State how many lines of the entries hold the string "kindly", and nothing more.

[Records from a collection]
====

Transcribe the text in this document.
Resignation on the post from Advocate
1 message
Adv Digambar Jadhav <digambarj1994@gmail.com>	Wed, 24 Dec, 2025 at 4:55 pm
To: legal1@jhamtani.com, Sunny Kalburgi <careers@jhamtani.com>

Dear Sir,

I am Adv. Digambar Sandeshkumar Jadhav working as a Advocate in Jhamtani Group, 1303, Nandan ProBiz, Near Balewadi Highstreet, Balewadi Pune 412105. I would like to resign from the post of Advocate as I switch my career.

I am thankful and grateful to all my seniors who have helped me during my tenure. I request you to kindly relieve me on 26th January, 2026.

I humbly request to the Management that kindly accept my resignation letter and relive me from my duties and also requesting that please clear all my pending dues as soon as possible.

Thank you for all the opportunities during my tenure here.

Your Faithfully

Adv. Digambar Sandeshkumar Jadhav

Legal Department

====

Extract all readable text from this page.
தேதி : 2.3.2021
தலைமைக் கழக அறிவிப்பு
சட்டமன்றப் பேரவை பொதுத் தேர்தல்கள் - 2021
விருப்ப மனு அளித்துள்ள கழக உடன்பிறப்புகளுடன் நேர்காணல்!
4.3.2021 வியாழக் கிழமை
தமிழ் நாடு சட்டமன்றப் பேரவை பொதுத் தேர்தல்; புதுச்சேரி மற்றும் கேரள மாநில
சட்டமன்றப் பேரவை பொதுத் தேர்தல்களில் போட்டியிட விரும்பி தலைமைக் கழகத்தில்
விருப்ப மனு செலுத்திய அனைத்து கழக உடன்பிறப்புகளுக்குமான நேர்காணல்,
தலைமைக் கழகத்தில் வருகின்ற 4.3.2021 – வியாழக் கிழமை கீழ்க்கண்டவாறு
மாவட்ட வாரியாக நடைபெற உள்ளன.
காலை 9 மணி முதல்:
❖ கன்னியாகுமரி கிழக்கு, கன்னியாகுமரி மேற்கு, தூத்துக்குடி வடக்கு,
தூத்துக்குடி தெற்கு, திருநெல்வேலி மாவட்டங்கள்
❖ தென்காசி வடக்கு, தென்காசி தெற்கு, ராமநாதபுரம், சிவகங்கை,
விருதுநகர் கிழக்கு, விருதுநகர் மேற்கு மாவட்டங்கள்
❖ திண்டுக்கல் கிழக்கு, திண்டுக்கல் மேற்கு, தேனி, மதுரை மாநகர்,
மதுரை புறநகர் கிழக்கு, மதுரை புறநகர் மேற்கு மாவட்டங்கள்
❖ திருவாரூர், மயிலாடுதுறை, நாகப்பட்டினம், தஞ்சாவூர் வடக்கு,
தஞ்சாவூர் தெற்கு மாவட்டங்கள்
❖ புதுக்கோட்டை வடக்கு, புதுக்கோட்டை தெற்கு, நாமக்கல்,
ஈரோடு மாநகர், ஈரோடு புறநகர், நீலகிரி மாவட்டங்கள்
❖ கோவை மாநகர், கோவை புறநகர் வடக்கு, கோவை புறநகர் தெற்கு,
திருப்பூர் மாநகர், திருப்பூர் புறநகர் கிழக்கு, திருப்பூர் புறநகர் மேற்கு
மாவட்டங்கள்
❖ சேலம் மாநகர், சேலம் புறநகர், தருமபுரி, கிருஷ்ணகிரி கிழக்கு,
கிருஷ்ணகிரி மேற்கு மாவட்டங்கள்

====

**Task solution**
2